--- start of Excerpted data ---

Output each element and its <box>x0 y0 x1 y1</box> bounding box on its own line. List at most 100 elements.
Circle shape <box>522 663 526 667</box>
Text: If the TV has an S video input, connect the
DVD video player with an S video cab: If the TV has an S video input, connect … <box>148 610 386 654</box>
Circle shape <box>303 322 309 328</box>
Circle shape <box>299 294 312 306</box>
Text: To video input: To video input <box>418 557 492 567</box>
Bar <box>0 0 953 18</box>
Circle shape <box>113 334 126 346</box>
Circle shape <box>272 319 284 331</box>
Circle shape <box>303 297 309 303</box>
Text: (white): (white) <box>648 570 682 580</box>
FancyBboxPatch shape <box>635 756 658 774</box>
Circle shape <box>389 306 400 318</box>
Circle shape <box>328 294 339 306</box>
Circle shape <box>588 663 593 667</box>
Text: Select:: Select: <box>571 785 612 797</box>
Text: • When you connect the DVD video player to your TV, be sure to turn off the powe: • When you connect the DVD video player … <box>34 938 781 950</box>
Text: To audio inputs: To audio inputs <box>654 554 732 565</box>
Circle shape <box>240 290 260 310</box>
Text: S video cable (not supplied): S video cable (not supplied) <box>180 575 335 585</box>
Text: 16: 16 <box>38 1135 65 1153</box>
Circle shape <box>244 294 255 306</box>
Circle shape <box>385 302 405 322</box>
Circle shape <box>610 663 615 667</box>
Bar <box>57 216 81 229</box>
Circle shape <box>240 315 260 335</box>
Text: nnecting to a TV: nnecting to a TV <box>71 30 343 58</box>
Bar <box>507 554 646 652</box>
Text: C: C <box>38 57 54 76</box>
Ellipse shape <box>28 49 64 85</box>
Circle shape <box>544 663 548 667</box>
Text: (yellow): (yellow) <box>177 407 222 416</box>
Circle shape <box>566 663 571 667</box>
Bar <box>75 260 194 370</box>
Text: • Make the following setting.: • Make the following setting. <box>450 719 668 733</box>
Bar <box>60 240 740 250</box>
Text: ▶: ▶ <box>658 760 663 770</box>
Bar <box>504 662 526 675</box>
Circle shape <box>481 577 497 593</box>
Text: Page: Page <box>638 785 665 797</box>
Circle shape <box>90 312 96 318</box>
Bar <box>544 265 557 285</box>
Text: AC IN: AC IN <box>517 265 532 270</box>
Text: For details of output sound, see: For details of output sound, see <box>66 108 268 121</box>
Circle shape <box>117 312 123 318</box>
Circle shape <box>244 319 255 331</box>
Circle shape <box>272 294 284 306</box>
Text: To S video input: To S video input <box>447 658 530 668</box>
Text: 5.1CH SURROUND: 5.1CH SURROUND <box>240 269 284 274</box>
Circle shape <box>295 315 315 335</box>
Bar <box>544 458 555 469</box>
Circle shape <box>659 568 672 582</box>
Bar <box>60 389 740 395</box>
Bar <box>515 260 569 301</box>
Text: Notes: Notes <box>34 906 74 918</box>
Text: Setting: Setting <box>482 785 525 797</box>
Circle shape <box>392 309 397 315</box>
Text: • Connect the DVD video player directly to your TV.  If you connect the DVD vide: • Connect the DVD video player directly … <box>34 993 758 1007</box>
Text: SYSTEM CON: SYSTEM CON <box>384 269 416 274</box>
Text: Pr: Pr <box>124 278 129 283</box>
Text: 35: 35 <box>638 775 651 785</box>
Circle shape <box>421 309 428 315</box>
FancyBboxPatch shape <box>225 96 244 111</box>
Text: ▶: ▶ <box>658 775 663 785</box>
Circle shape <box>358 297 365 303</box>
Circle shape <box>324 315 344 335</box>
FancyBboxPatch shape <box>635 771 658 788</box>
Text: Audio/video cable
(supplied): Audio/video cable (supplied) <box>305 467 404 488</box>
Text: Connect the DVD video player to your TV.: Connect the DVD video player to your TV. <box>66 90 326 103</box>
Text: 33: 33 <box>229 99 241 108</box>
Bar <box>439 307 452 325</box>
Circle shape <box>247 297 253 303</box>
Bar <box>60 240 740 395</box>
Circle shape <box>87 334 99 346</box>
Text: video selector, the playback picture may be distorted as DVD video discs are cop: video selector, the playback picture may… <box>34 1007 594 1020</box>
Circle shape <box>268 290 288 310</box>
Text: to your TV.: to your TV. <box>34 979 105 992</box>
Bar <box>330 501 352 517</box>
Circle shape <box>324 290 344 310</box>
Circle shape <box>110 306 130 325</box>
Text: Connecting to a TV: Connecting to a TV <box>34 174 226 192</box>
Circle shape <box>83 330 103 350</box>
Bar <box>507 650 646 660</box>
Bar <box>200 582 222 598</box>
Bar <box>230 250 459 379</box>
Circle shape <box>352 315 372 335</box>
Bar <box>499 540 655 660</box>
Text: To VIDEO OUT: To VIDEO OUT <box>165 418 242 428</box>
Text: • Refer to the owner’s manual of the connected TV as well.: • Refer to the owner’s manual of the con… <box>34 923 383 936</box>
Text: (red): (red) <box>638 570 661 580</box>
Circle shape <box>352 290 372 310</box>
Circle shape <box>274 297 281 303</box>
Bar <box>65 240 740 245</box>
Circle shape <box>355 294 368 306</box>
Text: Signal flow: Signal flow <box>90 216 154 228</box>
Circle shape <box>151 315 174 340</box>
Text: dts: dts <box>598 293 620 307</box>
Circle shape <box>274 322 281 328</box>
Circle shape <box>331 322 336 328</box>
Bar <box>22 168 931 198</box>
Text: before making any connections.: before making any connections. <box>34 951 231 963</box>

--- end of Excerpted data ---

- **Task instructions**:
Can you output all of the lines above again, character for character, with nothing changed, added, or left out?

- **Result of the exercise**:
Output each element and its <box>x0 y0 x1 y1</box> bounding box on its own line. List at most 100 elements.
Circle shape <box>522 663 526 667</box>
Text: If the TV has an S video input, connect the
DVD video player with an S video cab: If the TV has an S video input, connect … <box>148 610 386 654</box>
Circle shape <box>303 322 309 328</box>
Circle shape <box>299 294 312 306</box>
Text: To video input: To video input <box>418 557 492 567</box>
Bar <box>0 0 953 18</box>
Circle shape <box>113 334 126 346</box>
Circle shape <box>272 319 284 331</box>
Circle shape <box>303 297 309 303</box>
Text: (white): (white) <box>648 570 682 580</box>
FancyBboxPatch shape <box>635 756 658 774</box>
Circle shape <box>389 306 400 318</box>
Circle shape <box>328 294 339 306</box>
Circle shape <box>588 663 593 667</box>
Text: Select:: Select: <box>571 785 612 797</box>
Text: • When you connect the DVD video player to your TV, be sure to turn off the powe: • When you connect the DVD video player … <box>34 938 781 950</box>
Text: To audio inputs: To audio inputs <box>654 554 732 565</box>
Circle shape <box>240 290 260 310</box>
Text: S video cable (not supplied): S video cable (not supplied) <box>180 575 335 585</box>
Text: 16: 16 <box>38 1135 65 1153</box>
Circle shape <box>244 294 255 306</box>
Circle shape <box>385 302 405 322</box>
Circle shape <box>610 663 615 667</box>
Bar <box>57 216 81 229</box>
Circle shape <box>240 315 260 335</box>
Text: nnecting to a TV: nnecting to a TV <box>71 30 343 58</box>
Bar <box>507 554 646 652</box>
Text: C: C <box>38 57 54 76</box>
Ellipse shape <box>28 49 64 85</box>
Circle shape <box>544 663 548 667</box>
Text: (yellow): (yellow) <box>177 407 222 416</box>
Circle shape <box>566 663 571 667</box>
Bar <box>75 260 194 370</box>
Text: • Make the following setting.: • Make the following setting. <box>450 719 668 733</box>
Bar <box>60 240 740 250</box>
Text: ▶: ▶ <box>658 760 663 770</box>
Bar <box>504 662 526 675</box>
Circle shape <box>481 577 497 593</box>
Text: Page: Page <box>638 785 665 797</box>
Circle shape <box>90 312 96 318</box>
Bar <box>544 265 557 285</box>
Text: AC IN: AC IN <box>517 265 532 270</box>
Text: For details of output sound, see: For details of output sound, see <box>66 108 268 121</box>
Circle shape <box>117 312 123 318</box>
Circle shape <box>244 319 255 331</box>
Circle shape <box>272 294 284 306</box>
Text: To S video input: To S video input <box>447 658 530 668</box>
Text: 5.1CH SURROUND: 5.1CH SURROUND <box>240 269 284 274</box>
Circle shape <box>295 315 315 335</box>
Bar <box>544 458 555 469</box>
Circle shape <box>659 568 672 582</box>
Bar <box>60 389 740 395</box>
Bar <box>515 260 569 301</box>
Text: Notes: Notes <box>34 906 74 918</box>
Text: Setting: Setting <box>482 785 525 797</box>
Circle shape <box>392 309 397 315</box>
Text: • Connect the DVD video player directly to your TV.  If you connect the DVD vide: • Connect the DVD video player directly … <box>34 993 758 1007</box>
Text: SYSTEM CON: SYSTEM CON <box>384 269 416 274</box>
Text: Pr: Pr <box>124 278 129 283</box>
Text: 35: 35 <box>638 775 651 785</box>
Circle shape <box>421 309 428 315</box>
FancyBboxPatch shape <box>225 96 244 111</box>
Text: ▶: ▶ <box>658 775 663 785</box>
Circle shape <box>358 297 365 303</box>
Circle shape <box>324 315 344 335</box>
FancyBboxPatch shape <box>635 771 658 788</box>
Text: Audio/video cable
(supplied): Audio/video cable (supplied) <box>305 467 404 488</box>
Text: Connect the DVD video player to your TV.: Connect the DVD video player to your TV. <box>66 90 326 103</box>
Text: 33: 33 <box>229 99 241 108</box>
Bar <box>439 307 452 325</box>
Circle shape <box>247 297 253 303</box>
Bar <box>60 240 740 395</box>
Circle shape <box>87 334 99 346</box>
Text: video selector, the playback picture may be distorted as DVD video discs are cop: video selector, the playback picture may… <box>34 1007 594 1020</box>
Circle shape <box>268 290 288 310</box>
Text: to your TV.: to your TV. <box>34 979 105 992</box>
Bar <box>330 501 352 517</box>
Circle shape <box>324 290 344 310</box>
Circle shape <box>110 306 130 325</box>
Text: Connecting to a TV: Connecting to a TV <box>34 174 226 192</box>
Circle shape <box>83 330 103 350</box>
Bar <box>507 650 646 660</box>
Bar <box>200 582 222 598</box>
Bar <box>230 250 459 379</box>
Circle shape <box>352 315 372 335</box>
Bar <box>499 540 655 660</box>
Text: To VIDEO OUT: To VIDEO OUT <box>165 418 242 428</box>
Text: • Refer to the owner’s manual of the connected TV as well.: • Refer to the owner’s manual of the con… <box>34 923 383 936</box>
Text: (red): (red) <box>638 570 661 580</box>
Circle shape <box>352 290 372 310</box>
Circle shape <box>274 297 281 303</box>
Bar <box>65 240 740 245</box>
Circle shape <box>355 294 368 306</box>
Text: Signal flow: Signal flow <box>90 216 154 228</box>
Circle shape <box>151 315 174 340</box>
Text: dts: dts <box>598 293 620 307</box>
Circle shape <box>274 322 281 328</box>
Circle shape <box>331 322 336 328</box>
Bar <box>22 168 931 198</box>
Text: before making any connections.: before making any connections. <box>34 951 231 963</box>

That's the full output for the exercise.